(Records from a collection of figures)
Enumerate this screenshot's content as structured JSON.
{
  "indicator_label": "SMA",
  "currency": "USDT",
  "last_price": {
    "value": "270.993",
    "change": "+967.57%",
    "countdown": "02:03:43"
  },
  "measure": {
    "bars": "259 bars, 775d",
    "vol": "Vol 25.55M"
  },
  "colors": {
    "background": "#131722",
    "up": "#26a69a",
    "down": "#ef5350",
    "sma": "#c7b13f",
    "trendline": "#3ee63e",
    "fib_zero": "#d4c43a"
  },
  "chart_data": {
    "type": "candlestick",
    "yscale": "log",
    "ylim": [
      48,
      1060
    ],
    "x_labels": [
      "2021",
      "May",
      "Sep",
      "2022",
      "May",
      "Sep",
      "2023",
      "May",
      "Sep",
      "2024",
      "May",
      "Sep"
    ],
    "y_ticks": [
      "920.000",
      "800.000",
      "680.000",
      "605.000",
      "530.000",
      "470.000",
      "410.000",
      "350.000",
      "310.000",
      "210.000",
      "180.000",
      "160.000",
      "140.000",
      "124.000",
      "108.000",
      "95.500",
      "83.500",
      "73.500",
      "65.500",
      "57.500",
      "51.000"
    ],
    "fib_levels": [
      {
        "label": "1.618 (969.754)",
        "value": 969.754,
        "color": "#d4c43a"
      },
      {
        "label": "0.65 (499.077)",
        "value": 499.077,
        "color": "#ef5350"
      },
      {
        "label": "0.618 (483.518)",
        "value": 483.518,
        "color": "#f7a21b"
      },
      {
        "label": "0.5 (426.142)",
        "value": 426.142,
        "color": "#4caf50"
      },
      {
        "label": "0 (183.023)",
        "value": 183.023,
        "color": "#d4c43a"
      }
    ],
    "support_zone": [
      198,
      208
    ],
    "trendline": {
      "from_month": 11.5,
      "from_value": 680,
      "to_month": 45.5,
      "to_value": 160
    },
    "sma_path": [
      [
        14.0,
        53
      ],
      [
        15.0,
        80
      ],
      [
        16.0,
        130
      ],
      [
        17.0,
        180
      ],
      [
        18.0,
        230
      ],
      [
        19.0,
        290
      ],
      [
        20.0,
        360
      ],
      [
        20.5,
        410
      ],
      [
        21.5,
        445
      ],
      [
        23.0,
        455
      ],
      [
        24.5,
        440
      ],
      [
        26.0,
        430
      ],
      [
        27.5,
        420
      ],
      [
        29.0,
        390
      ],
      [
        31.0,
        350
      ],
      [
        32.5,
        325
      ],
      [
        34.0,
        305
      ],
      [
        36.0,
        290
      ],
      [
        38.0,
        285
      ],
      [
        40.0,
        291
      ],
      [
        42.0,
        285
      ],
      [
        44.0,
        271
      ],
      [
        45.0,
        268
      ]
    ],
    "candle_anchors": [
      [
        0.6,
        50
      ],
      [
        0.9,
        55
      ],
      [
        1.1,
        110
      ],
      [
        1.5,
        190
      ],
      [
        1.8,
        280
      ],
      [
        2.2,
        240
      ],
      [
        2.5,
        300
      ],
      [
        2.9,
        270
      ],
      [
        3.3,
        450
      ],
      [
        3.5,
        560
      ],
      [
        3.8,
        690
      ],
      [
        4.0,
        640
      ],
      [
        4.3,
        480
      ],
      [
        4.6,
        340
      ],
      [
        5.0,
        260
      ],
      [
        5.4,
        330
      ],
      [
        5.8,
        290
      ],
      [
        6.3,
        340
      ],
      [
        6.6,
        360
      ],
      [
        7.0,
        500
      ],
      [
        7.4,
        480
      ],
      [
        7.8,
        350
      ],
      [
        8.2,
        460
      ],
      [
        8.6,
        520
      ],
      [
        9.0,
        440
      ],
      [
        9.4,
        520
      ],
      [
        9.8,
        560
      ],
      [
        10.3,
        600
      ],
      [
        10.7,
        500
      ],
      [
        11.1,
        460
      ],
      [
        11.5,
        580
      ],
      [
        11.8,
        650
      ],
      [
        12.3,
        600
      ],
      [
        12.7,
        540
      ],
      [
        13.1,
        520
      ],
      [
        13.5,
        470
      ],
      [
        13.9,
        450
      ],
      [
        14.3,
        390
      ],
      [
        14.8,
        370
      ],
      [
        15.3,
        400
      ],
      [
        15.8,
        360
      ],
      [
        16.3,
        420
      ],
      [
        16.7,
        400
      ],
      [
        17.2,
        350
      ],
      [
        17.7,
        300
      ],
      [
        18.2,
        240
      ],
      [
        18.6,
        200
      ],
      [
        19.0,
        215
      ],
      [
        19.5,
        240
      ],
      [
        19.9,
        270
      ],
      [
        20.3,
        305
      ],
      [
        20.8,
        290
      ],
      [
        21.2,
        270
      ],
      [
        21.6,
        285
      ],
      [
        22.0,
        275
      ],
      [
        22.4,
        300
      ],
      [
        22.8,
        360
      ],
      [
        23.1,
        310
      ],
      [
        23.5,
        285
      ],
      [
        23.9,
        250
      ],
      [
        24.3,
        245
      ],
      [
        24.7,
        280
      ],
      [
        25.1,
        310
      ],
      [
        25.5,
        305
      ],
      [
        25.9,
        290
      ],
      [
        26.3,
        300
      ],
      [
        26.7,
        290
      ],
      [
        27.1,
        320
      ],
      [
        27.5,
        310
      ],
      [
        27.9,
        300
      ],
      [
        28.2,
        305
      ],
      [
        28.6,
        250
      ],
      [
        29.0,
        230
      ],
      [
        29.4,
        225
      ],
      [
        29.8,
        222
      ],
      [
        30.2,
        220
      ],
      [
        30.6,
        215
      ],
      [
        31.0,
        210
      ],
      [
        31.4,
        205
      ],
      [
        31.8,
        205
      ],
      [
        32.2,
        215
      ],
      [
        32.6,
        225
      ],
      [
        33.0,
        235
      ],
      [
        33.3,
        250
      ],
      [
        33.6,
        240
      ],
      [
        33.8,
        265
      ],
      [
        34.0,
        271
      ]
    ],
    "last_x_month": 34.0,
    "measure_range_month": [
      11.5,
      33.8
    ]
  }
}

What is needed: Every entry in the listing must be retyped exactly.

Response:
Enumerate this screenshot's content as structured JSON.
{
  "indicator_label": "SMA",
  "currency": "USDT",
  "last_price": {
    "value": "270.993",
    "change": "+967.57%",
    "countdown": "02:03:43"
  },
  "measure": {
    "bars": "259 bars, 775d",
    "vol": "Vol 25.55M"
  },
  "colors": {
    "background": "#131722",
    "up": "#26a69a",
    "down": "#ef5350",
    "sma": "#c7b13f",
    "trendline": "#3ee63e",
    "fib_zero": "#d4c43a"
  },
  "chart_data": {
    "type": "candlestick",
    "yscale": "log",
    "ylim": [
      48,
      1060
    ],
    "x_labels": [
      "2021",
      "May",
      "Sep",
      "2022",
      "May",
      "Sep",
      "2023",
      "May",
      "Sep",
      "2024",
      "May",
      "Sep"
    ],
    "y_ticks": [
      "920.000",
      "800.000",
      "680.000",
      "605.000",
      "530.000",
      "470.000",
      "410.000",
      "350.000",
      "310.000",
      "210.000",
      "180.000",
      "160.000",
      "140.000",
      "124.000",
      "108.000",
      "95.500",
      "83.500",
      "73.500",
      "65.500",
      "57.500",
      "51.000"
    ],
    "fib_levels": [
      {
        "label": "1.618 (969.754)",
        "value": 969.754,
        "color": "#d4c43a"
      },
      {
        "label": "0.65 (499.077)",
        "value": 499.077,
        "color": "#ef5350"
      },
      {
        "label": "0.618 (483.518)",
        "value": 483.518,
        "color": "#f7a21b"
      },
      {
        "label": "0.5 (426.142)",
        "value": 426.142,
        "color": "#4caf50"
      },
      {
        "label": "0 (183.023)",
        "value": 183.023,
        "color": "#d4c43a"
      }
    ],
    "support_zone": [
      198,
      208
    ],
    "trendline": {
      "from_month": 11.5,
      "from_value": 680,
      "to_month": 45.5,
      "to_value": 160
    },
    "sma_path": [
      [
        14.0,
        53
      ],
      [
        15.0,
        80
      ],
      [
        16.0,
        130
      ],
      [
        17.0,
        180
      ],
      [
        18.0,
        230
      ],
      [
        19.0,
        290
      ],
      [
        20.0,
        360
      ],
      [
        20.5,
        410
      ],
      [
        21.5,
        445
      ],
      [
        23.0,
        455
      ],
      [
        24.5,
        440
      ],
      [
        26.0,
        430
      ],
      [
        27.5,
        420
      ],
      [
        29.0,
        390
      ],
      [
        31.0,
        350
      ],
      [
        32.5,
        325
      ],
      [
        34.0,
        305
      ],
      [
        36.0,
        290
      ],
      [
        38.0,
        285
      ],
      [
        40.0,
        291
      ],
      [
        42.0,
        285
      ],
      [
        44.0,
        271
      ],
      [
        45.0,
        268
      ]
    ],
    "candle_anchors": [
      [
        0.6,
        50
      ],
      [
        0.9,
        55
      ],
      [
        1.1,
        110
      ],
      [
        1.5,
        190
      ],
      [
        1.8,
        280
      ],
      [
        2.2,
        240
      ],
      [
        2.5,
        300
      ],
      [
        2.9,
        270
      ],
      [
        3.3,
        450
      ],
      [
        3.5,
        560
      ],
      [
        3.8,
        690
      ],
      [
        4.0,
        640
      ],
      [
        4.3,
        480
      ],
      [
        4.6,
        340
      ],
      [
        5.0,
        260
      ],
      [
        5.4,
        330
      ],
      [
        5.8,
        290
      ],
      [
        6.3,
        340
      ],
      [
        6.6,
        360
      ],
      [
        7.0,
        500
      ],
      [
        7.4,
        480
      ],
      [
        7.8,
        350
      ],
      [
        8.2,
        460
      ],
      [
        8.6,
        520
      ],
      [
        9.0,
        440
      ],
      [
        9.4,
        520
      ],
      [
        9.8,
        560
      ],
      [
        10.3,
        600
      ],
      [
        10.7,
        500
      ],
      [
        11.1,
        460
      ],
      [
        11.5,
        580
      ],
      [
        11.8,
        650
      ],
      [
        12.3,
        600
      ],
      [
        12.7,
        540
      ],
      [
        13.1,
        520
      ],
      [
        13.5,
        470
      ],
      [
        13.9,
        450
      ],
      [
        14.3,
        390
      ],
      [
        14.8,
        370
      ],
      [
        15.3,
        400
      ],
      [
        15.8,
        360
      ],
      [
        16.3,
        420
      ],
      [
        16.7,
        400
      ],
      [
        17.2,
        350
      ],
      [
        17.7,
        300
      ],
      [
        18.2,
        240
      ],
      [
        18.6,
        200
      ],
      [
        19.0,
        215
      ],
      [
        19.5,
        240
      ],
      [
        19.9,
        270
      ],
      [
        20.3,
        305
      ],
      [
        20.8,
        290
      ],
      [
        21.2,
        270
      ],
      [
        21.6,
        285
      ],
      [
        22.0,
        275
      ],
      [
        22.4,
        300
      ],
      [
        22.8,
        360
      ],
      [
        23.1,
        310
      ],
      [
        23.5,
        285
      ],
      [
        23.9,
        250
      ],
      [
        24.3,
        245
      ],
      [
        24.7,
        280
      ],
      [
        25.1,
        310
      ],
      [
        25.5,
        305
      ],
      [
        25.9,
        290
      ],
      [
        26.3,
        300
      ],
      [
        26.7,
        290
      ],
      [
        27.1,
        320
      ],
      [
        27.5,
        310
      ],
      [
        27.9,
        300
      ],
      [
        28.2,
        305
      ],
      [
        28.6,
        250
      ],
      [
        29.0,
        230
      ],
      [
        29.4,
        225
      ],
      [
        29.8,
        222
      ],
      [
        30.2,
        220
      ],
      [
        30.6,
        215
      ],
      [
        31.0,
        210
      ],
      [
        31.4,
        205
      ],
      [
        31.8,
        205
      ],
      [
        32.2,
        215
      ],
      [
        32.6,
        225
      ],
      [
        33.0,
        235
      ],
      [
        33.3,
        250
      ],
      [
        33.6,
        240
      ],
      [
        33.8,
        265
      ],
      [
        34.0,
        271
      ]
    ],
    "last_x_month": 34.0,
    "measure_range_month": [
      11.5,
      33.8
    ]
  }
}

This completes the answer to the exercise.